ENTRIES PROVIDED:
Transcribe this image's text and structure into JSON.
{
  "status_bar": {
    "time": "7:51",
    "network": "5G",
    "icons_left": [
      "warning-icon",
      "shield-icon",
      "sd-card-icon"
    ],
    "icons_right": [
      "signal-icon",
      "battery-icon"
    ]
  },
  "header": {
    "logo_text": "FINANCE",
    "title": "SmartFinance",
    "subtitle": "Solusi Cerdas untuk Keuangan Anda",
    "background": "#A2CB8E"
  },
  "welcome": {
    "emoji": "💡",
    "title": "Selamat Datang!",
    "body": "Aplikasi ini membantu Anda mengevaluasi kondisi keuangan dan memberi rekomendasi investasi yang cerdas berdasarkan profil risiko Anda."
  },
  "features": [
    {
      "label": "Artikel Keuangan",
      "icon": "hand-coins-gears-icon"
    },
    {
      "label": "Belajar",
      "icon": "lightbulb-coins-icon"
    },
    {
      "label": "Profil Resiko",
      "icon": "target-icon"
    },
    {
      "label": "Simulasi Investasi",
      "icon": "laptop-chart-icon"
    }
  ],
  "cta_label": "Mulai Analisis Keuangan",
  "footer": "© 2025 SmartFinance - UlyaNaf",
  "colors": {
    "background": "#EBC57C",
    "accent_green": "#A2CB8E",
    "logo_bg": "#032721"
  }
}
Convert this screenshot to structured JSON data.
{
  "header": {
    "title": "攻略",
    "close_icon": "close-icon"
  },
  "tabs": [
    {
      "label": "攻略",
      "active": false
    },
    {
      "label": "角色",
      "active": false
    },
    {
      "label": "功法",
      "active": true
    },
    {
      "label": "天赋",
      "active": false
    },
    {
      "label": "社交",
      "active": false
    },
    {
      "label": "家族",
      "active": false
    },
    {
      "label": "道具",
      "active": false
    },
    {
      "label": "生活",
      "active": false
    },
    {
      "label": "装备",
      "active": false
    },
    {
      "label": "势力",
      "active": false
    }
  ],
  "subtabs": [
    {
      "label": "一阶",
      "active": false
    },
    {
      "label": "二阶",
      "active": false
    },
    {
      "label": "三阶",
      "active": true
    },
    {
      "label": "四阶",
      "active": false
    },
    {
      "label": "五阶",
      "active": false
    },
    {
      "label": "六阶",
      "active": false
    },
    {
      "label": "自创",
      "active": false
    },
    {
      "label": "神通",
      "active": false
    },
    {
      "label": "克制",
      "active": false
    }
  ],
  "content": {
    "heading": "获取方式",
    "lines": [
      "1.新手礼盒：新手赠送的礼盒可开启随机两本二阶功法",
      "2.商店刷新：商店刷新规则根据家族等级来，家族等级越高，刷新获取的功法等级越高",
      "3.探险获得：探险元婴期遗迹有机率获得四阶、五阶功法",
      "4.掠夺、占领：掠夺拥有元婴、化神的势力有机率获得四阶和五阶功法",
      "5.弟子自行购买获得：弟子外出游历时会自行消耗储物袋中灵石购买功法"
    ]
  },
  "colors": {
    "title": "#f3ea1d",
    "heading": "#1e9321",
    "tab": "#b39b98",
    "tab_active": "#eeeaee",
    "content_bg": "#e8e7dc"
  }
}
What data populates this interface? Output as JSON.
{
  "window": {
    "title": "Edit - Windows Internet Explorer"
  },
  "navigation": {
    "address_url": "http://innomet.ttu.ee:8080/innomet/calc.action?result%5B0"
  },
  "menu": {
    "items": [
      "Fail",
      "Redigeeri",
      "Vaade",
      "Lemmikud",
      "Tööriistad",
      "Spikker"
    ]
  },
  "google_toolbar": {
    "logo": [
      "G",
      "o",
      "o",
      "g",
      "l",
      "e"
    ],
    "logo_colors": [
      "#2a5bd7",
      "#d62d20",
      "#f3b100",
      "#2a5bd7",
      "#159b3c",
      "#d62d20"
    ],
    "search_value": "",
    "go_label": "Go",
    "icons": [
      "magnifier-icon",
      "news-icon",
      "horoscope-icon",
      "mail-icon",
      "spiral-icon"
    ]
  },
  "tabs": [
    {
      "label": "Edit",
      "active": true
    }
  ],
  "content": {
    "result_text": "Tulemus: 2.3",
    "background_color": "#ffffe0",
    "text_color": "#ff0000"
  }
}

EXERCISE GOAL: Figure out how many lines above include the string "Edit", then report that number and nothing else.

WRITTEN SOLUTION: 2